▸ **SHORT EXERCISE**
Copy all of the material below exactly.

▸ **DATASET EXTRACT**
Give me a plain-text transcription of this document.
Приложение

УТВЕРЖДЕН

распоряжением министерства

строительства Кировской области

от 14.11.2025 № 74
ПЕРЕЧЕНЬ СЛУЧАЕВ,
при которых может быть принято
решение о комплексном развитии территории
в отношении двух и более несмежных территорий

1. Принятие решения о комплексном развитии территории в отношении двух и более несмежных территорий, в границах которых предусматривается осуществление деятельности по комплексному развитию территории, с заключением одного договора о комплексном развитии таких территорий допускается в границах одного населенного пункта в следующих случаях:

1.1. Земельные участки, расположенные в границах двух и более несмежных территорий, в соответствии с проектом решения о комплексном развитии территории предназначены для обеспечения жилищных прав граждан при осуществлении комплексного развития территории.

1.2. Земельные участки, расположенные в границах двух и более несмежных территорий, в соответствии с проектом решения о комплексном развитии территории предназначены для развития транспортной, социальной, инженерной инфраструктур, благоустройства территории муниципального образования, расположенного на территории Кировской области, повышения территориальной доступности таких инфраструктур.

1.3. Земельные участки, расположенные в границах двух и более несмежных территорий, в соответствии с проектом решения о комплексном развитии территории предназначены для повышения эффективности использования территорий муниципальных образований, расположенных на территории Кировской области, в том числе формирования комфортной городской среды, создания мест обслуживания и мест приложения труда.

▸ **FULL SOLUTION**
Give me a plain-text transcription of this document.
Приложение

УТВЕРЖДЕН

распоряжением министерства

строительства Кировской области

от 14.11.2025 № 74
ПЕРЕЧЕНЬ СЛУЧАЕВ,
при которых может быть принято
решение о комплексном развитии территории
в отношении двух и более несмежных территорий

1. Принятие решения о комплексном развитии территории в отношении двух и более несмежных территорий, в границах которых предусматривается осуществление деятельности по комплексному развитию территории, с заключением одного договора о комплексном развитии таких территорий допускается в границах одного населенного пункта в следующих случаях:

1.1. Земельные участки, расположенные в границах двух и более несмежных территорий, в соответствии с проектом решения о комплексном развитии территории предназначены для обеспечения жилищных прав граждан при осуществлении комплексного развития территории.

1.2. Земельные участки, расположенные в границах двух и более несмежных территорий, в соответствии с проектом решения о комплексном развитии территории предназначены для развития транспортной, социальной, инженерной инфраструктур, благоустройства территории муниципального образования, расположенного на территории Кировской области, повышения территориальной доступности таких инфраструктур.

1.3. Земельные участки, расположенные в границах двух и более несмежных территорий, в соответствии с проектом решения о комплексном развитии территории предназначены для повышения эффективности использования территорий муниципальных образований, расположенных на территории Кировской области, в том числе формирования комфортной городской среды, создания мест обслуживания и мест приложения труда.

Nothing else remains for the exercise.